(WHAT IS EXPECTED)
Wherever "JSON" appears in a line, copy that line.

(MATERIALS PROVIDED)
^^^^

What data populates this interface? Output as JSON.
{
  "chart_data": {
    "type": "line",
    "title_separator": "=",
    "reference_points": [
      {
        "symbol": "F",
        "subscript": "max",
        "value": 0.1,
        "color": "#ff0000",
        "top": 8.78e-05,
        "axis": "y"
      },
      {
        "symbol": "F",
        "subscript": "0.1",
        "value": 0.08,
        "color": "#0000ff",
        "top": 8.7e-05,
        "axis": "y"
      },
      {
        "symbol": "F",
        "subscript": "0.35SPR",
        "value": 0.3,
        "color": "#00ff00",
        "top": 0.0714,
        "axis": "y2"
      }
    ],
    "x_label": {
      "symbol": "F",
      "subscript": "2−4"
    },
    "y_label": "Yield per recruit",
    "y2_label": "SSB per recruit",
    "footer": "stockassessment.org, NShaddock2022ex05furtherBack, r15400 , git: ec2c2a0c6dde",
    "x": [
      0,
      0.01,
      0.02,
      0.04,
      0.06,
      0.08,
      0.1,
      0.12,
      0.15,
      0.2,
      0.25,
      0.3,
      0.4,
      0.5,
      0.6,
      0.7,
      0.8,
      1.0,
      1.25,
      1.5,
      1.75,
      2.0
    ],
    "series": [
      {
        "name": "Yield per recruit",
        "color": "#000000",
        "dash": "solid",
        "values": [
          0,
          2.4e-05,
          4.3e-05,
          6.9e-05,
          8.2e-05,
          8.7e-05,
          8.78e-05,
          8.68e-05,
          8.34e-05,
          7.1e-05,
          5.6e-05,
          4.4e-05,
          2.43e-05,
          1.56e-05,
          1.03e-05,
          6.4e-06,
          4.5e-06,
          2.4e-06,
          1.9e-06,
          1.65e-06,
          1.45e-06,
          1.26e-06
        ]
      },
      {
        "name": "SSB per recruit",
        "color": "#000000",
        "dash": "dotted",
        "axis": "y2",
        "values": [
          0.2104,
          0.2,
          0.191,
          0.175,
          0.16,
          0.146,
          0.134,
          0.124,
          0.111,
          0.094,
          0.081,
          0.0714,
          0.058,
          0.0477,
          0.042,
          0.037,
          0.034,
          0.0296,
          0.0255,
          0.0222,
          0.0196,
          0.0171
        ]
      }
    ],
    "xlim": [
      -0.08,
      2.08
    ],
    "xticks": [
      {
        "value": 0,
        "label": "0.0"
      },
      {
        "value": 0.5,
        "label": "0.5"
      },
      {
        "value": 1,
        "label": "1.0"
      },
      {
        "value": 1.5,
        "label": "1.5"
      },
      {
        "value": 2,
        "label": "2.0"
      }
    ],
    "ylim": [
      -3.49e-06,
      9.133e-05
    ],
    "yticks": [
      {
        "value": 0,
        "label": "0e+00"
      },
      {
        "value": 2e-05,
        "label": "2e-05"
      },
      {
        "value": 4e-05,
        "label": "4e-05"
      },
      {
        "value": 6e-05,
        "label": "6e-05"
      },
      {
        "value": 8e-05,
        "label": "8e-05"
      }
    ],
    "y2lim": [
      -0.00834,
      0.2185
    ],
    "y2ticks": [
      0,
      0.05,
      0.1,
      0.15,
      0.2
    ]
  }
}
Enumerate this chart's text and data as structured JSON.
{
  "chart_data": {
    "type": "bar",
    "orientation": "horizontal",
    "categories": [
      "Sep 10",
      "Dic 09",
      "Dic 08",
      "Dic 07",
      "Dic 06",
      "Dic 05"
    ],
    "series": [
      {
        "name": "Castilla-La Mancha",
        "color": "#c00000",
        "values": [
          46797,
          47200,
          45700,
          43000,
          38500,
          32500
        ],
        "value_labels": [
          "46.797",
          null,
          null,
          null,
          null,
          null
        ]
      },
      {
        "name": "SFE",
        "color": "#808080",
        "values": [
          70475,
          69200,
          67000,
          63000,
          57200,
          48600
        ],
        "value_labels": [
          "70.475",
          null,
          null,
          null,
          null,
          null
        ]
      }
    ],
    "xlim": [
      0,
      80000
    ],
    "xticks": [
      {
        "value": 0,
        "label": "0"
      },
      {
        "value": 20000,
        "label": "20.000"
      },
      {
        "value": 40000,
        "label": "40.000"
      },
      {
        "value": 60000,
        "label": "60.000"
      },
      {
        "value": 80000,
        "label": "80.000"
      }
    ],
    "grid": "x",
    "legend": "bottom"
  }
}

^^^^

(TASK SOLUTION)
What data populates this interface? Output as JSON.
Enumerate this chart's text and data as structured JSON.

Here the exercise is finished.